DATASET RECORDS ::
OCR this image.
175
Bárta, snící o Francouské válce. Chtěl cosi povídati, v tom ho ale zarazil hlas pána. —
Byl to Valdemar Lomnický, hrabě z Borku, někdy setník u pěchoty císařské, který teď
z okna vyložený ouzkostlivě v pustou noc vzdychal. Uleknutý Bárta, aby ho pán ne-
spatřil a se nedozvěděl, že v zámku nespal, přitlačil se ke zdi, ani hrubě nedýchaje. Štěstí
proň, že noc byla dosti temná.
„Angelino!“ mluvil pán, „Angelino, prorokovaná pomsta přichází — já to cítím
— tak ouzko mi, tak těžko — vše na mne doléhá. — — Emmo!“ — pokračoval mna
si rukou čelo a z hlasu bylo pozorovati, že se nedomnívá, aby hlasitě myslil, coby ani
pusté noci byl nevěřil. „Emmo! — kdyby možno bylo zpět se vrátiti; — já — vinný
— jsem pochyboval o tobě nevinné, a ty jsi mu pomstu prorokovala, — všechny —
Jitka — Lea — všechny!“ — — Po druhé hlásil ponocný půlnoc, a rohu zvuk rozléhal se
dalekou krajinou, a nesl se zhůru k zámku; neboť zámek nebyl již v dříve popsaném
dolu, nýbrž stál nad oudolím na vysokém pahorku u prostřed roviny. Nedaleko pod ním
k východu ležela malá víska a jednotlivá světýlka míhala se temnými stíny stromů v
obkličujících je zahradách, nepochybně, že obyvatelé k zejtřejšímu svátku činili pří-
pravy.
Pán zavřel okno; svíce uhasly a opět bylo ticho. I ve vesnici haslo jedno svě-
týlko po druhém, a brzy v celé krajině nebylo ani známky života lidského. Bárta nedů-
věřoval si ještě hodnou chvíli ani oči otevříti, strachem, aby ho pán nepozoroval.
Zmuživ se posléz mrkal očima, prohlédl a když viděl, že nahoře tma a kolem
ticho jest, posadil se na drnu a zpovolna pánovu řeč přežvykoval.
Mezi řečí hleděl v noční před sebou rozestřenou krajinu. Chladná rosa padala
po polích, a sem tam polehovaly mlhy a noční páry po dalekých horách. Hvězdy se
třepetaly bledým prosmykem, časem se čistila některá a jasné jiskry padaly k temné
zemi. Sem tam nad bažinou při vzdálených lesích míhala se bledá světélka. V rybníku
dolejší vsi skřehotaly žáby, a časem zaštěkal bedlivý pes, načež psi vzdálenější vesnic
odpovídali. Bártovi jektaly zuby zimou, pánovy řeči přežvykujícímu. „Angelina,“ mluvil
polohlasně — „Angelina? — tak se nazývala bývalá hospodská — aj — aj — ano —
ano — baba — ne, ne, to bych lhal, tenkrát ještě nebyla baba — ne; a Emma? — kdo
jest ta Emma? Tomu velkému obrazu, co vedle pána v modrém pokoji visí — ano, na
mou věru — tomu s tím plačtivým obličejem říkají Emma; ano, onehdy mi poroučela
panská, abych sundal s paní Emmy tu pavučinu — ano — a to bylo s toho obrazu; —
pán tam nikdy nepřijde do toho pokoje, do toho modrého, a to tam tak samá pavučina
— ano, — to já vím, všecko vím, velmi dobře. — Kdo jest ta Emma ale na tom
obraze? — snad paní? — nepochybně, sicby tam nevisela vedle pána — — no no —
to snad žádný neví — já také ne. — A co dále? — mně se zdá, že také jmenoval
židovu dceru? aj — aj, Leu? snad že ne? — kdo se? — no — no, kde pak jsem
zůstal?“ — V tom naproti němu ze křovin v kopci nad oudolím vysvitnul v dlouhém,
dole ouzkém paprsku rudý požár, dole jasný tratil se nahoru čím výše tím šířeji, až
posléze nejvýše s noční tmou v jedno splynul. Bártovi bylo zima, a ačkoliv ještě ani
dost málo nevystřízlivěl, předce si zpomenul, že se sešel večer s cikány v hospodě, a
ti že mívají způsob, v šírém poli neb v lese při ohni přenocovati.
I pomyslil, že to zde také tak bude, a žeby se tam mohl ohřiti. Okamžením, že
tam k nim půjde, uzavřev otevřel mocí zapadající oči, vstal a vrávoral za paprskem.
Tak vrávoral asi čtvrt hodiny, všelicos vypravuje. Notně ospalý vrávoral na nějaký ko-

PROBLEM TO SOLVE ::
The entries above must be returned in full, exactly as shown.

TASK ANSWER ::
OCR this image.
175
Bárta, snící o Francouské válce. Chtěl cosi povídati, v tom ho ale zarazil hlas pána. —
Byl to Valdemar Lomnický, hrabě z Borku, někdy setník u pěchoty císařské, který teď
z okna vyložený ouzkostlivě v pustou noc vzdychal. Uleknutý Bárta, aby ho pán ne-
spatřil a se nedozvěděl, že v zámku nespal, přitlačil se ke zdi, ani hrubě nedýchaje. Štěstí
proň, že noc byla dosti temná.
„Angelino!“ mluvil pán, „Angelino, prorokovaná pomsta přichází — já to cítím
— tak ouzko mi, tak těžko — vše na mne doléhá. — — Emmo!“ — pokračoval mna
si rukou čelo a z hlasu bylo pozorovati, že se nedomnívá, aby hlasitě myslil, coby ani
pusté noci byl nevěřil. „Emmo! — kdyby možno bylo zpět se vrátiti; — já — vinný
— jsem pochyboval o tobě nevinné, a ty jsi mu pomstu prorokovala, — všechny —
Jitka — Lea — všechny!“ — — Po druhé hlásil ponocný půlnoc, a rohu zvuk rozléhal se
dalekou krajinou, a nesl se zhůru k zámku; neboť zámek nebyl již v dříve popsaném
dolu, nýbrž stál nad oudolím na vysokém pahorku u prostřed roviny. Nedaleko pod ním
k východu ležela malá víska a jednotlivá světýlka míhala se temnými stíny stromů v
obkličujících je zahradách, nepochybně, že obyvatelé k zejtřejšímu svátku činili pří-
pravy.
Pán zavřel okno; svíce uhasly a opět bylo ticho. I ve vesnici haslo jedno svě-
týlko po druhém, a brzy v celé krajině nebylo ani známky života lidského. Bárta nedů-
věřoval si ještě hodnou chvíli ani oči otevříti, strachem, aby ho pán nepozoroval.
Zmuživ se posléz mrkal očima, prohlédl a když viděl, že nahoře tma a kolem
ticho jest, posadil se na drnu a zpovolna pánovu řeč přežvykoval.
Mezi řečí hleděl v noční před sebou rozestřenou krajinu. Chladná rosa padala
po polích, a sem tam polehovaly mlhy a noční páry po dalekých horách. Hvězdy se
třepetaly bledým prosmykem, časem se čistila některá a jasné jiskry padaly k temné
zemi. Sem tam nad bažinou při vzdálených lesích míhala se bledá světélka. V rybníku
dolejší vsi skřehotaly žáby, a časem zaštěkal bedlivý pes, načež psi vzdálenější vesnic
odpovídali. Bártovi jektaly zuby zimou, pánovy řeči přežvykujícímu. „Angelina,“ mluvil
polohlasně — „Angelina? — tak se nazývala bývalá hospodská — aj — aj — ano —
ano — baba — ne, ne, to bych lhal, tenkrát ještě nebyla baba — ne; a Emma? — kdo
jest ta Emma? Tomu velkému obrazu, co vedle pána v modrém pokoji visí — ano, na
mou věru — tomu s tím plačtivým obličejem říkají Emma; ano, onehdy mi poroučela
panská, abych sundal s paní Emmy tu pavučinu — ano — a to bylo s toho obrazu; —
pán tam nikdy nepřijde do toho pokoje, do toho modrého, a to tam tak samá pavučina
— ano, — to já vím, všecko vím, velmi dobře. — Kdo jest ta Emma ale na tom
obraze? — snad paní? — nepochybně, sicby tam nevisela vedle pána — — no no —
to snad žádný neví — já také ne. — A co dále? — mně se zdá, že také jmenoval
židovu dceru? aj — aj, Leu? snad že ne? — kdo se? — no — no, kde pak jsem
zůstal?“ — V tom naproti němu ze křovin v kopci nad oudolím vysvitnul v dlouhém,
dole ouzkém paprsku rudý požár, dole jasný tratil se nahoru čím výše tím šířeji, až
posléze nejvýše s noční tmou v jedno splynul. Bártovi bylo zima, a ačkoliv ještě ani
dost málo nevystřízlivěl, předce si zpomenul, že se sešel večer s cikány v hospodě, a
ti že mívají způsob, v šírém poli neb v lese při ohni přenocovati.
I pomyslil, že to zde také tak bude, a žeby se tam mohl ohřiti. Okamžením, že
tam k nim půjde, uzavřev otevřel mocí zapadající oči, vstal a vrávoral za paprskem.
Tak vrávoral asi čtvrt hodiny, všelicos vypravuje. Notně ospalý vrávoral na nějaký ko-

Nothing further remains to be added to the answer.